◆ RECORD LIST ◆
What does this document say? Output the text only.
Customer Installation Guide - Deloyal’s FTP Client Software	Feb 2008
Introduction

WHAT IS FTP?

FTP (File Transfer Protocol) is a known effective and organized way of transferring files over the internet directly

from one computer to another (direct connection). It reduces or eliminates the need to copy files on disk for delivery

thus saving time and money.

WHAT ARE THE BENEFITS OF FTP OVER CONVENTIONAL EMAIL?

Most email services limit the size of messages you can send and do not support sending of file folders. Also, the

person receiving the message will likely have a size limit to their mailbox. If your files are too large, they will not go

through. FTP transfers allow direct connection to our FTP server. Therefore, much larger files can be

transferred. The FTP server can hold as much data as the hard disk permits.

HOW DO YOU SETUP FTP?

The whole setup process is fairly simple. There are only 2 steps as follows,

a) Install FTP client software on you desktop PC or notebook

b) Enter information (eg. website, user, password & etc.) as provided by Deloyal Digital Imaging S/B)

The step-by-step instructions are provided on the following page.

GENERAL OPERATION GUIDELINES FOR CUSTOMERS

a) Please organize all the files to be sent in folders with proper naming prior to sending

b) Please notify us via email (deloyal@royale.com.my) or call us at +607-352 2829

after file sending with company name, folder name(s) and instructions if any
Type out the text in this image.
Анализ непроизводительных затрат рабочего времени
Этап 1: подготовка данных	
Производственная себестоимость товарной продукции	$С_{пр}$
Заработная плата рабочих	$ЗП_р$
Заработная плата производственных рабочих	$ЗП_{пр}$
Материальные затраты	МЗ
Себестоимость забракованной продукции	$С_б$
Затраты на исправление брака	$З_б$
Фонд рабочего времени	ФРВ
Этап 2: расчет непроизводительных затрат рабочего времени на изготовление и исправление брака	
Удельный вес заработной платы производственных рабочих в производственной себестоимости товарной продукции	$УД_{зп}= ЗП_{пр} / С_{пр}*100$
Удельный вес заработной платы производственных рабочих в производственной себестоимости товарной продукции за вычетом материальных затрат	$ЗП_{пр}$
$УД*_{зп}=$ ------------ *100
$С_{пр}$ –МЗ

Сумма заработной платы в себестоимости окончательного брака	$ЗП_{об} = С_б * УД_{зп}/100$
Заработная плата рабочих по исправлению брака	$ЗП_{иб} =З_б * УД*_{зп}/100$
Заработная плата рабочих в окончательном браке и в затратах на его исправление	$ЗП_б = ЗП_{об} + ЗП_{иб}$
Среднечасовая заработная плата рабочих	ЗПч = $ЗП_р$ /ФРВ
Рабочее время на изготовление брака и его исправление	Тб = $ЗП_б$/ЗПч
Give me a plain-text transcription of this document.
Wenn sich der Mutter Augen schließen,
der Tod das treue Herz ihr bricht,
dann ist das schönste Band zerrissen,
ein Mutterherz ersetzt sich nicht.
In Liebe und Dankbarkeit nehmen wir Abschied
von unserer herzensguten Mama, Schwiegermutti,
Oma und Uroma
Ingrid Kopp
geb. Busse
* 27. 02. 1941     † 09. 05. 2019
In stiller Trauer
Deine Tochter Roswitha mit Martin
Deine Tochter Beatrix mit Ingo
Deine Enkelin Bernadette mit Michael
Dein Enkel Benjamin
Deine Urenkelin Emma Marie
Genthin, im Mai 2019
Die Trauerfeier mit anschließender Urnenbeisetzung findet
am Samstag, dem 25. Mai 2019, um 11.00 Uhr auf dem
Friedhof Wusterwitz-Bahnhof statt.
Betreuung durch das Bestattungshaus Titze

◆ WHAT IS ASKED ◆
Repeat every record exactly as written, please.

◆ RESPONSE TO THE EXERCISE ◆
What does this document say? Output the text only.
Customer Installation Guide - Deloyal’s FTP Client Software	Feb 2008
Introduction

WHAT IS FTP?

FTP (File Transfer Protocol) is a known effective and organized way of transferring files over the internet directly

from one computer to another (direct connection). It reduces or eliminates the need to copy files on disk for delivery

thus saving time and money.

WHAT ARE THE BENEFITS OF FTP OVER CONVENTIONAL EMAIL?

Most email services limit the size of messages you can send and do not support sending of file folders. Also, the

person receiving the message will likely have a size limit to their mailbox. If your files are too large, they will not go

through. FTP transfers allow direct connection to our FTP server. Therefore, much larger files can be

transferred. The FTP server can hold as much data as the hard disk permits.

HOW DO YOU SETUP FTP?

The whole setup process is fairly simple. There are only 2 steps as follows,

a) Install FTP client software on you desktop PC or notebook

b) Enter information (eg. website, user, password & etc.) as provided by Deloyal Digital Imaging S/B)

The step-by-step instructions are provided on the following page.

GENERAL OPERATION GUIDELINES FOR CUSTOMERS

a) Please organize all the files to be sent in folders with proper naming prior to sending

b) Please notify us via email (deloyal@royale.com.my) or call us at +607-352 2829

after file sending with company name, folder name(s) and instructions if any
Type out the text in this image.
Анализ непроизводительных затрат рабочего времени
Этап 1: подготовка данных	
Производственная себестоимость товарной продукции	$С_{пр}$
Заработная плата рабочих	$ЗП_р$
Заработная плата производственных рабочих	$ЗП_{пр}$
Материальные затраты	МЗ
Себестоимость забракованной продукции	$С_б$
Затраты на исправление брака	$З_б$
Фонд рабочего времени	ФРВ
Этап 2: расчет непроизводительных затрат рабочего времени на изготовление и исправление брака	
Удельный вес заработной платы производственных рабочих в производственной себестоимости товарной продукции	$УД_{зп}= ЗП_{пр} / С_{пр}*100$
Удельный вес заработной платы производственных рабочих в производственной себестоимости товарной продукции за вычетом материальных затрат	$ЗП_{пр}$
$УД*_{зп}=$ ------------ *100
$С_{пр}$ –МЗ

Сумма заработной платы в себестоимости окончательного брака	$ЗП_{об} = С_б * УД_{зп}/100$
Заработная плата рабочих по исправлению брака	$ЗП_{иб} =З_б * УД*_{зп}/100$
Заработная плата рабочих в окончательном браке и в затратах на его исправление	$ЗП_б = ЗП_{об} + ЗП_{иб}$
Среднечасовая заработная плата рабочих	ЗПч = $ЗП_р$ /ФРВ
Рабочее время на изготовление брака и его исправление	Тб = $ЗП_б$/ЗПч
Give me a plain-text transcription of this document.
Wenn sich der Mutter Augen schließen,
der Tod das treue Herz ihr bricht,
dann ist das schönste Band zerrissen,
ein Mutterherz ersetzt sich nicht.
In Liebe und Dankbarkeit nehmen wir Abschied
von unserer herzensguten Mama, Schwiegermutti,
Oma und Uroma
Ingrid Kopp
geb. Busse
* 27. 02. 1941     † 09. 05. 2019
In stiller Trauer
Deine Tochter Roswitha mit Martin
Deine Tochter Beatrix mit Ingo
Deine Enkelin Bernadette mit Michael
Dein Enkel Benjamin
Deine Urenkelin Emma Marie
Genthin, im Mai 2019
Die Trauerfeier mit anschließender Urnenbeisetzung findet
am Samstag, dem 25. Mai 2019, um 11.00 Uhr auf dem
Friedhof Wusterwitz-Bahnhof statt.
Betreuung durch das Bestattungshaus Titze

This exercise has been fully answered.